_Required task_. Beginning with the line that holds "What data populates", set down each line of the data below through the very last, exactly as given, and nothing beyond that.

(Items from a dataset)
** Start **

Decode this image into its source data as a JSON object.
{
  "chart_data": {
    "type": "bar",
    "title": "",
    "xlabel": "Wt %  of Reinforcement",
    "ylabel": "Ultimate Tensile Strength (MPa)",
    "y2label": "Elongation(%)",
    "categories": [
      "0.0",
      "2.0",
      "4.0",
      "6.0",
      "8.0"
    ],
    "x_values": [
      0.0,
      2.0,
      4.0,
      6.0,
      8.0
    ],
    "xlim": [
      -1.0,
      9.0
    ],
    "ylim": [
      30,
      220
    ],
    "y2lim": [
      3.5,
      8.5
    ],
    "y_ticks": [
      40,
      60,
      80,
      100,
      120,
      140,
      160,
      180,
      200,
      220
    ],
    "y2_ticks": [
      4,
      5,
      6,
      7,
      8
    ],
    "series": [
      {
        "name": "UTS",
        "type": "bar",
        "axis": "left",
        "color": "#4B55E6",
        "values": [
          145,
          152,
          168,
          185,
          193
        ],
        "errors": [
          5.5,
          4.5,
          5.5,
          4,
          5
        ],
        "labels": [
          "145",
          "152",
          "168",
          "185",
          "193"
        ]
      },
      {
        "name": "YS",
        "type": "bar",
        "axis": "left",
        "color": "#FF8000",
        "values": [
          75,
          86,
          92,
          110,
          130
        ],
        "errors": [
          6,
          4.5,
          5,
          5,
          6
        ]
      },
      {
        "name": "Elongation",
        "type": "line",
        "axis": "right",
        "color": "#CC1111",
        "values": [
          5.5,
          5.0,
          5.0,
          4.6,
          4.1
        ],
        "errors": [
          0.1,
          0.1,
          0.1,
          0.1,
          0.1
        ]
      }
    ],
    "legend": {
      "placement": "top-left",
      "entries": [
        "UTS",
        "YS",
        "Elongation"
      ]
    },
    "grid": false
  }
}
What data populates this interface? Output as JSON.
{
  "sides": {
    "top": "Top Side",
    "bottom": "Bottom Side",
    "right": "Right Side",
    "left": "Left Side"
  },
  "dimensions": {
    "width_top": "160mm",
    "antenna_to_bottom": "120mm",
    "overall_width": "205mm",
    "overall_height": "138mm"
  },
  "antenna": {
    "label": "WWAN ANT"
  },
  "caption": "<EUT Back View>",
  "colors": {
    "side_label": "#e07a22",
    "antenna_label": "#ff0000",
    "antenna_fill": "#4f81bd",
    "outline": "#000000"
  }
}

** End **

_Output_.
What data populates this interface? Output as JSON.
{
  "sides": {
    "top": "Top Side",
    "bottom": "Bottom Side",
    "right": "Right Side",
    "left": "Left Side"
  },
  "dimensions": {
    "width_top": "160mm",
    "antenna_to_bottom": "120mm",
    "overall_width": "205mm",
    "overall_height": "138mm"
  },
  "antenna": {
    "label": "WWAN ANT"
  },
  "caption": "<EUT Back View>",
  "colors": {
    "side_label": "#e07a22",
    "antenna_label": "#ff0000",
    "antenna_fill": "#4f81bd",
    "outline": "#000000"
  }
}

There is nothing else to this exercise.